• _What you should do_: Your task is to extract every entry that follows word for word while excluding the pictures.

• _Figure data in JSON_:
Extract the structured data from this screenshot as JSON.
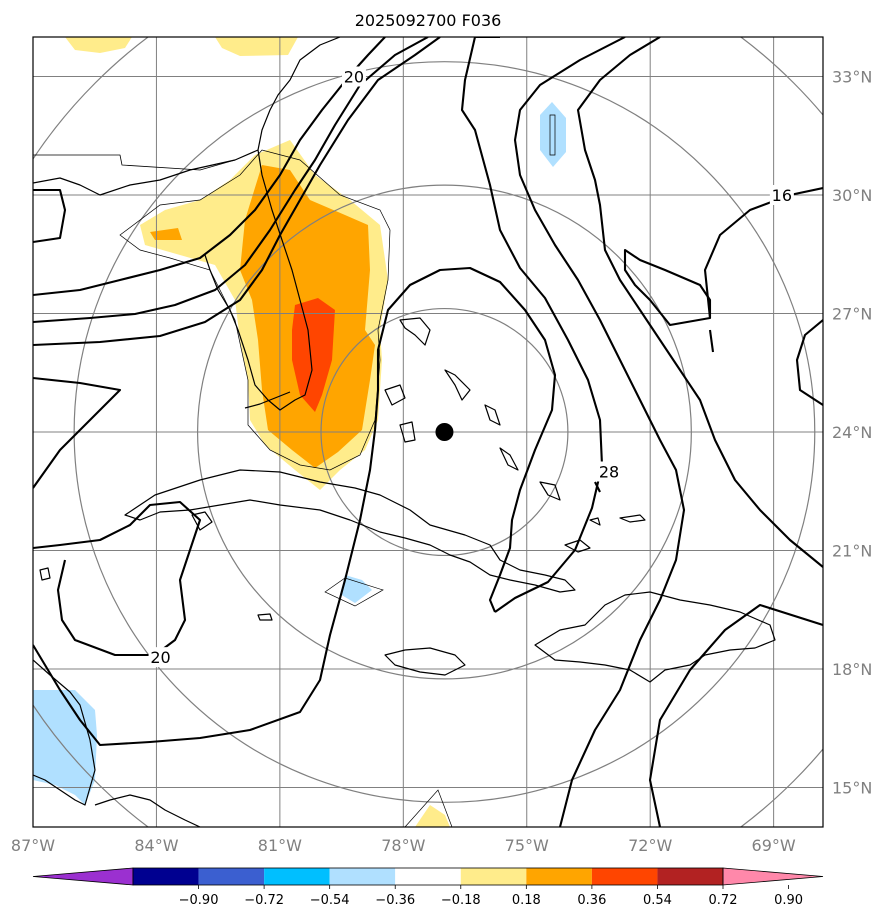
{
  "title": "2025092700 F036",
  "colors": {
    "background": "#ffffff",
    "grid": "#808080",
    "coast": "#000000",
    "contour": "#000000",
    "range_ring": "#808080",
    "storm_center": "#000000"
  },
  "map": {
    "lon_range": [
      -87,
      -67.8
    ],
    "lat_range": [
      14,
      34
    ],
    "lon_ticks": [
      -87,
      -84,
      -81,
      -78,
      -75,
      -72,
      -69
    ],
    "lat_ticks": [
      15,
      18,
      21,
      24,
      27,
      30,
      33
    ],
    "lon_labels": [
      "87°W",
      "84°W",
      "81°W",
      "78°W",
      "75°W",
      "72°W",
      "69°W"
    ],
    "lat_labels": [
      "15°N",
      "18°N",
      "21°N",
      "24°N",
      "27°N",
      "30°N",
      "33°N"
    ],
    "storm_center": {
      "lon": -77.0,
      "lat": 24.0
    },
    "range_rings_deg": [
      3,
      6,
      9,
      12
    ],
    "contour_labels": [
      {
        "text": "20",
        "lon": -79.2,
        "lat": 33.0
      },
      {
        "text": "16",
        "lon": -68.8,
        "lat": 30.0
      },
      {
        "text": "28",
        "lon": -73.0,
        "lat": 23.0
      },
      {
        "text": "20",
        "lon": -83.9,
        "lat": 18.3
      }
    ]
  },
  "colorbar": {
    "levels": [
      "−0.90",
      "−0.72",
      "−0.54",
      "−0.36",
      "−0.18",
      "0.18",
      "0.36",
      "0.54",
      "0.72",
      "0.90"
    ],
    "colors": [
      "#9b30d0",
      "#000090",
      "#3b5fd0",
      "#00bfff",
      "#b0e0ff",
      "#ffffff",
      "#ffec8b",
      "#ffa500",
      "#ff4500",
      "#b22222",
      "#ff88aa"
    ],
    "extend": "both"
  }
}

• _Full answer_:
Extract the structured data from this screenshot as JSON.
{
  "title": "2025092700 F036",
  "colors": {
    "background": "#ffffff",
    "grid": "#808080",
    "coast": "#000000",
    "contour": "#000000",
    "range_ring": "#808080",
    "storm_center": "#000000"
  },
  "map": {
    "lon_range": [
      -87,
      -67.8
    ],
    "lat_range": [
      14,
      34
    ],
    "lon_ticks": [
      -87,
      -84,
      -81,
      -78,
      -75,
      -72,
      -69
    ],
    "lat_ticks": [
      15,
      18,
      21,
      24,
      27,
      30,
      33
    ],
    "lon_labels": [
      "87°W",
      "84°W",
      "81°W",
      "78°W",
      "75°W",
      "72°W",
      "69°W"
    ],
    "lat_labels": [
      "15°N",
      "18°N",
      "21°N",
      "24°N",
      "27°N",
      "30°N",
      "33°N"
    ],
    "storm_center": {
      "lon": -77.0,
      "lat": 24.0
    },
    "range_rings_deg": [
      3,
      6,
      9,
      12
    ],
    "contour_labels": [
      {
        "text": "20",
        "lon": -79.2,
        "lat": 33.0
      },
      {
        "text": "16",
        "lon": -68.8,
        "lat": 30.0
      },
      {
        "text": "28",
        "lon": -73.0,
        "lat": 23.0
      },
      {
        "text": "20",
        "lon": -83.9,
        "lat": 18.3
      }
    ]
  },
  "colorbar": {
    "levels": [
      "−0.90",
      "−0.72",
      "−0.54",
      "−0.36",
      "−0.18",
      "0.18",
      "0.36",
      "0.54",
      "0.72",
      "0.90"
    ],
    "colors": [
      "#9b30d0",
      "#000090",
      "#3b5fd0",
      "#00bfff",
      "#b0e0ff",
      "#ffffff",
      "#ffec8b",
      "#ffa500",
      "#ff4500",
      "#b22222",
      "#ff88aa"
    ],
    "extend": "both"
  }
}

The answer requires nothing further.